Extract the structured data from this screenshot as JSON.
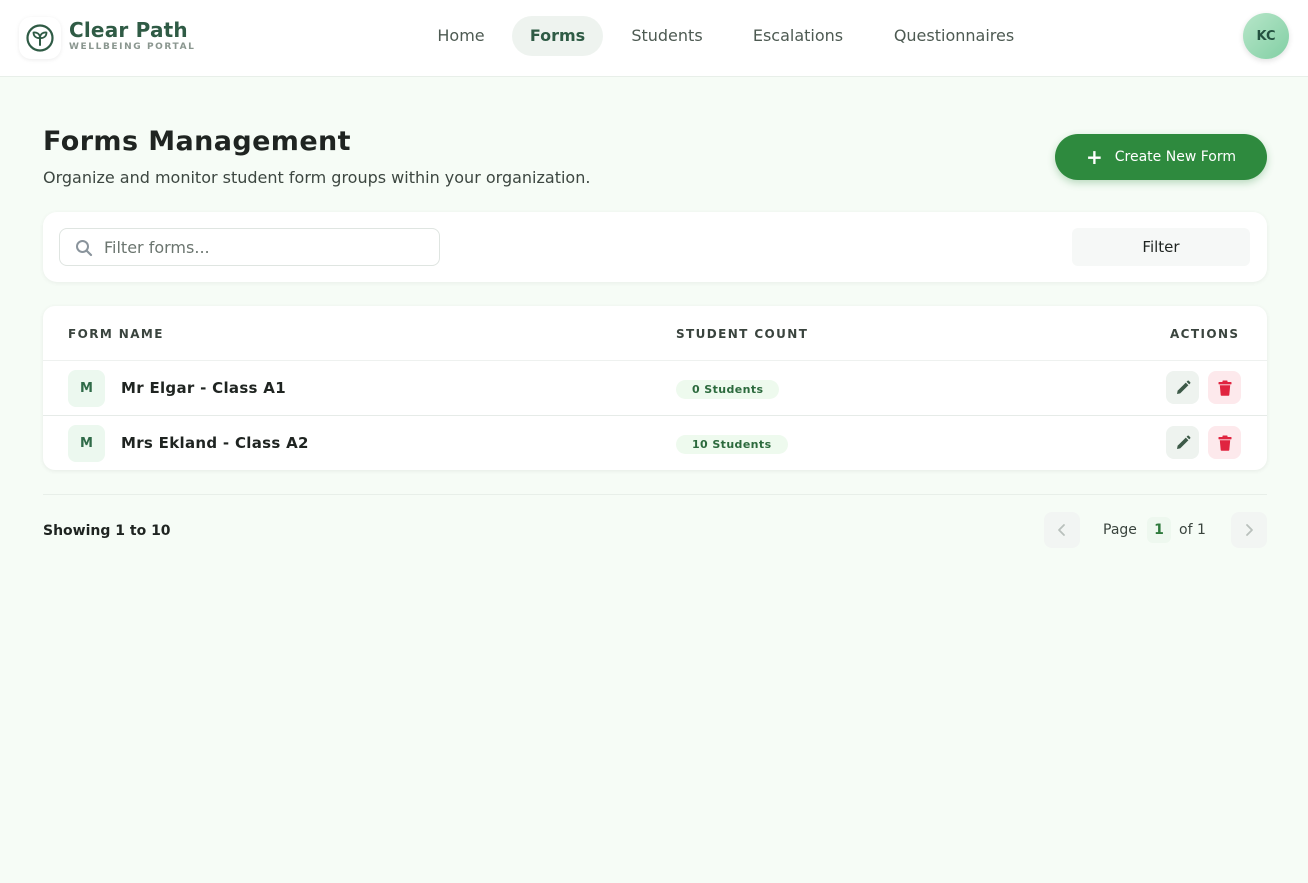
{
  "brand": {
    "name": "Clear Path",
    "subtitle": "WELLBEING PORTAL",
    "logo_icon": "sprout-icon"
  },
  "nav": {
    "items": [
      {
        "label": "Home",
        "active": false
      },
      {
        "label": "Forms",
        "active": true
      },
      {
        "label": "Students",
        "active": false
      },
      {
        "label": "Escalations",
        "active": false
      },
      {
        "label": "Questionnaires",
        "active": false
      }
    ]
  },
  "user": {
    "initials": "KC"
  },
  "page": {
    "title": "Forms Management",
    "subtitle": "Organize and monitor student form groups within your organization."
  },
  "actions": {
    "create_label": "Create New Form",
    "create_icon": "plus-icon"
  },
  "search": {
    "placeholder": "Filter forms...",
    "value": ""
  },
  "filter": {
    "label": "Filter"
  },
  "table": {
    "headers": [
      "FORM NAME",
      "STUDENT COUNT",
      "ACTIONS"
    ],
    "rows": [
      {
        "initial": "M",
        "name": "Mr Elgar - Class A1",
        "count": "0 Students"
      },
      {
        "initial": "M",
        "name": "Mrs Ekland - Class A2",
        "count": "10 Students"
      }
    ]
  },
  "pagination": {
    "showing": "Showing 1 to 10",
    "page_label": "Page",
    "current": "1",
    "of_label": "of 1"
  },
  "colors": {
    "accent": "#2e8a3e",
    "brand_text": "#2f5b45",
    "delete": "#e0243f",
    "edit": "#3d5a48",
    "background": "#f6fcf6"
  }
}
════════
▶ **GOAL**: Lines in the records that hold the word "icon" are to be counted; give only the total.

▶ **RESULT**: 2